**Vorliegender Text**
────────────────────────────────────────
Sportliche Autos heißen „S“, zumindest bei Audi. Die Ingolstädter haben im Laufe der Jahre die Modellbezeichnung zu einem eigenen Synonym für Sportlichkeit und Dynamik herangezüchtet. Der Kompaktsportler S3 übernimmt dabei seit über 10 Jahren die Rolle des Einstiegsmodells und verspricht auch als günstiger Gebrauchter viel Fahrspaß für kleines Geld. Classic Driver ist dem auf den Grund gegangen, als Messlatte diente uns kein Geringerer als der aktuelle S3 Sportback.
Auf den ersten Blick sollte das Ergebnis klar sein. Was soll der Audi S3, Baujahr 2001, schon gegen den nagelneuen Audi S3 Sportback ausrichten. Schon die Leistungsdaten scheinen eine eindeutige Sprache zu sprechen. Knapp 210 PS leistet der 1,8 Liter Vierzylinder mit Turboaufladung im alten S3, 265 PS aus 2,0 Liter sind es beim Vierzylinder Direkteinspritzer des Sportback. Damit nicht genug, auch im Drehmoment trennen die beiden Welten. Wo der aktuelle S3 mit strammen 350 Nm bereits knapp oberhalb der Leerlaufdrehzahl protzt, geht dem Vorgänger schon deutlich eher die Luft aus.
Und doch kommt Hoffnung auf. Denn spätestens nachdem die Kabine des ersten Kompaktsportlers aus Ingolstadt geentert ist und der Schalthebel des sich etwas hölzern schaltenden Sechsganggetriebes die erste Runde durch die perfekt abgestimmten Gassen der Schaltbox gedreht hat, verzieht sich der gleichgültige Gesichtsausdruck des Fahrers. Ein breites Grinsen steht spätestens nach der ersten kurvenreichen Landstraßenpassage an. Dann nämlich spielt das rundum mit Einzelradaufhängung versehene Fahrwerk samt straff abgestimmter und nicht zu leichtgängiger Lenkung seine Trümpfe aus. Der S3 der ersten Generation folgt dem Richtungswunsch des Fahrers so spontan, als würde die Lenkung direkt mit dessen Gehirnwindungen verbunden sein. Da braucht es dann nur noch einen aufmunternden Gasstoß im Scheitelpunkt der Kurve und der Kompaktsportler verbreitet gute Laune. Die nächste Kurvenkombi wird schon sehnsüchtig erwartet. Dafür, dass die Passagiere bei solchem Treiben nicht zu sehr in der engen Kabine herumgeschleudert werden, sorgen zwei Recarositze, deren Seitenwangen unbestechlich eine sportliche Figur des Fahrers einfordern.
────────────────────────────────────────
**Datensätze**
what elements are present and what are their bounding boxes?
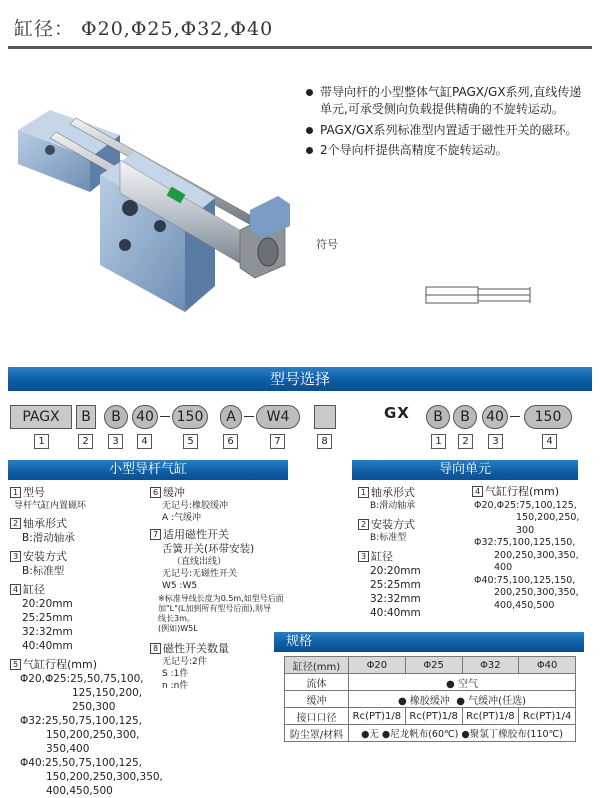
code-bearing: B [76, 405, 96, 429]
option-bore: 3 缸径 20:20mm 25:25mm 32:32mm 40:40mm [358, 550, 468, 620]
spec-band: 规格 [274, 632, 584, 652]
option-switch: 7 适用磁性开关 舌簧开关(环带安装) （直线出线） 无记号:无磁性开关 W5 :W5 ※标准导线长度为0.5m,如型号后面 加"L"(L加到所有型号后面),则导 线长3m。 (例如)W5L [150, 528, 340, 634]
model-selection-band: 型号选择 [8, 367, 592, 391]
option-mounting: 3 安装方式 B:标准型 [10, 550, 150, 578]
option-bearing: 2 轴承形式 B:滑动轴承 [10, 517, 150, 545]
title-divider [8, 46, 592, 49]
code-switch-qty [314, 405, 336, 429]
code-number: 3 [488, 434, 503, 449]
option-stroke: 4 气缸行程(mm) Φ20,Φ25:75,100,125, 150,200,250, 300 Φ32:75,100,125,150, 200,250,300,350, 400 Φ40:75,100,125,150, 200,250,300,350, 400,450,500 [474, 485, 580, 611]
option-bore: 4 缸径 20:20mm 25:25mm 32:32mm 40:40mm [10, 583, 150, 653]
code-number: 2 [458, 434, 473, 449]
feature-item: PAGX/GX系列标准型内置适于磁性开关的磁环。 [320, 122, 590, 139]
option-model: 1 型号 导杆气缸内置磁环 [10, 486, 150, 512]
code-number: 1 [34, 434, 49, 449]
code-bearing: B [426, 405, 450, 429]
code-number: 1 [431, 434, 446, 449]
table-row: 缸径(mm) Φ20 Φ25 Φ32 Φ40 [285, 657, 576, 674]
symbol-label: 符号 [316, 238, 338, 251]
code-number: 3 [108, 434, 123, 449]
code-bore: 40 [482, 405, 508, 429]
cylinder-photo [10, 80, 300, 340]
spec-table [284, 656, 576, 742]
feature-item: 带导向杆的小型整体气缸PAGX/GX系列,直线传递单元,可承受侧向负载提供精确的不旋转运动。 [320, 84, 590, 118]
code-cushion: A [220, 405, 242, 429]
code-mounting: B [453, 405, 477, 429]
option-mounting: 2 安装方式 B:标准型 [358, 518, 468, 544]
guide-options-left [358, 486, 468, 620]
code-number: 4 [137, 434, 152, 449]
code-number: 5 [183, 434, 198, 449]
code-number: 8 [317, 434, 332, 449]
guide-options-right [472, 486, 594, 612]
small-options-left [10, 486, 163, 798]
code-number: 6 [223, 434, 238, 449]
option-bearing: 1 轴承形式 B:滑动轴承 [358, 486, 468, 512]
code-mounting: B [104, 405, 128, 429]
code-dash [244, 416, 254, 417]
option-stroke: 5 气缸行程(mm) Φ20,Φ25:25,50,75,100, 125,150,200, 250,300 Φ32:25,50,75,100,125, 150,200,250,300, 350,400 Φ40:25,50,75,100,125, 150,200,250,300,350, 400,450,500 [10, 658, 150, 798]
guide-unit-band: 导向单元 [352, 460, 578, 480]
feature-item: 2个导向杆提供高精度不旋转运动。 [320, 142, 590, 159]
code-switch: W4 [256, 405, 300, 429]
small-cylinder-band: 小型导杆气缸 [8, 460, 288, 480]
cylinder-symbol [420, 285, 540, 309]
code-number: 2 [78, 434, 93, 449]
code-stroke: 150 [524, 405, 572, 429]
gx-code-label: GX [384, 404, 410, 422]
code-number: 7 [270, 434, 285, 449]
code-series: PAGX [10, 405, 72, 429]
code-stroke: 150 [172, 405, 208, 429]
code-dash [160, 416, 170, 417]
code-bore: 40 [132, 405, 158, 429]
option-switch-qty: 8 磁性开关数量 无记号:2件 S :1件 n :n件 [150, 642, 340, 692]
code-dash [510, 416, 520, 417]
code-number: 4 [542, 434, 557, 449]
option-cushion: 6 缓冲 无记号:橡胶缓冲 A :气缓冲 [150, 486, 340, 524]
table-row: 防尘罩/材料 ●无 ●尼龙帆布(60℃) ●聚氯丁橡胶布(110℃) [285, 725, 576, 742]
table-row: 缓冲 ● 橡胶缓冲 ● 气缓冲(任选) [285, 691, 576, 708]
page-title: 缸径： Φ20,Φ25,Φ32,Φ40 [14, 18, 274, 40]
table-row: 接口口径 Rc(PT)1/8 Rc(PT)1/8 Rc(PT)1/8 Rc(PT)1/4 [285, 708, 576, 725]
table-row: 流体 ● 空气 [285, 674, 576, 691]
────────────────────────────────────────
**Arbeitsanweisung**
Gib aus dem Text über den Audi S3 den Abschnitt von „Auf den ersten“ bis „die Luft aus.“ noch einmal wieder und tausche dabei „nagelneuen“ gegen „brandneuen“ aus.

**Ergebnis der Übung**
Auf den ersten Blick sollte das Ergebnis klar sein. Was soll der Audi S3, Baujahr 2001, schon gegen den brandneuen Audi S3 Sportback ausrichten. Schon die Leistungsdaten scheinen eine eindeutige Sprache zu sprechen. Knapp 210 PS leistet der 1,8 Liter Vierzylinder mit Turboaufladung im alten S3, 265 PS aus 2,0 Liter sind es beim Vierzylinder Direkteinspritzer des Sportback. Damit nicht genug, auch im Drehmoment trennen die beiden Welten. Wo der aktuelle S3 mit strammen 350 Nm bereits knapp oberhalb der Leerlaufdrehzahl protzt, geht dem Vorgänger schon deutlich eher die Luft aus.